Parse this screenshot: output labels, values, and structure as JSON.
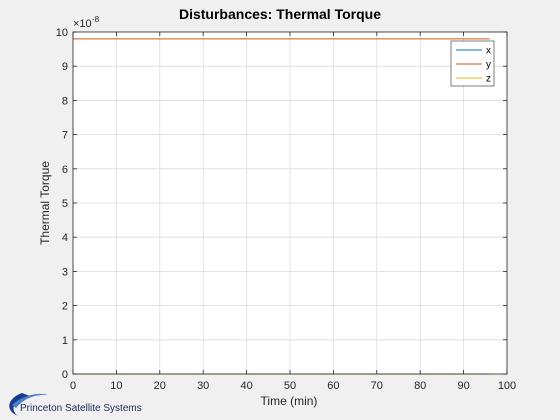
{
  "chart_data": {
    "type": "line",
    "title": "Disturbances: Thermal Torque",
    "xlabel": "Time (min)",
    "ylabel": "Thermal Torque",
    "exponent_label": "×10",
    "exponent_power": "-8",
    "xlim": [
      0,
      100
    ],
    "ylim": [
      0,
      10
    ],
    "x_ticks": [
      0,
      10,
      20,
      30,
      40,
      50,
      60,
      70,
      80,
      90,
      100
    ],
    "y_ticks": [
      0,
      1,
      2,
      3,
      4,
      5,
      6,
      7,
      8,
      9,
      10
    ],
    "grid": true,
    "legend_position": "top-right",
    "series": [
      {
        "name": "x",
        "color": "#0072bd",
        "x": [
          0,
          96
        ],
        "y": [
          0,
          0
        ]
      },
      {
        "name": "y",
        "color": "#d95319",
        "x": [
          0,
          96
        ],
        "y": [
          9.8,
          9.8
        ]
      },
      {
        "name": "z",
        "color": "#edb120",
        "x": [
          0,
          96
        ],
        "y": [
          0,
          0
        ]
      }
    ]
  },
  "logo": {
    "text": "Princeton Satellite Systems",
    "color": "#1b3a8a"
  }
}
##########
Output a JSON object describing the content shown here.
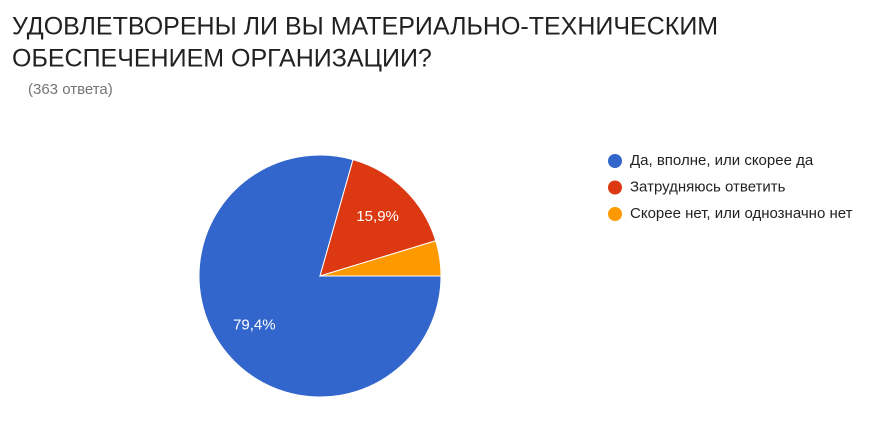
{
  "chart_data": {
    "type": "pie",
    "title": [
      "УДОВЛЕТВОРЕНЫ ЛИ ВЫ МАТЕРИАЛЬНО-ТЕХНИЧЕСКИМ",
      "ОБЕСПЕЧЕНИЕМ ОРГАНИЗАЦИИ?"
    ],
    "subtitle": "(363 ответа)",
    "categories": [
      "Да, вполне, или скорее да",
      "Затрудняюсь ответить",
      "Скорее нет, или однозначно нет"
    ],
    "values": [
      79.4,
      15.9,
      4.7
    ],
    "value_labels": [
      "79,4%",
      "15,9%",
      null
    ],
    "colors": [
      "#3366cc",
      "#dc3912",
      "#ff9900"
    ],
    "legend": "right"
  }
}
##########
## Exercise instructions
Filter the data, keeping only the lines that contain "values".

## Result of the task
Parse this screenshot: output labels, values, and structure as JSON.
    "values": [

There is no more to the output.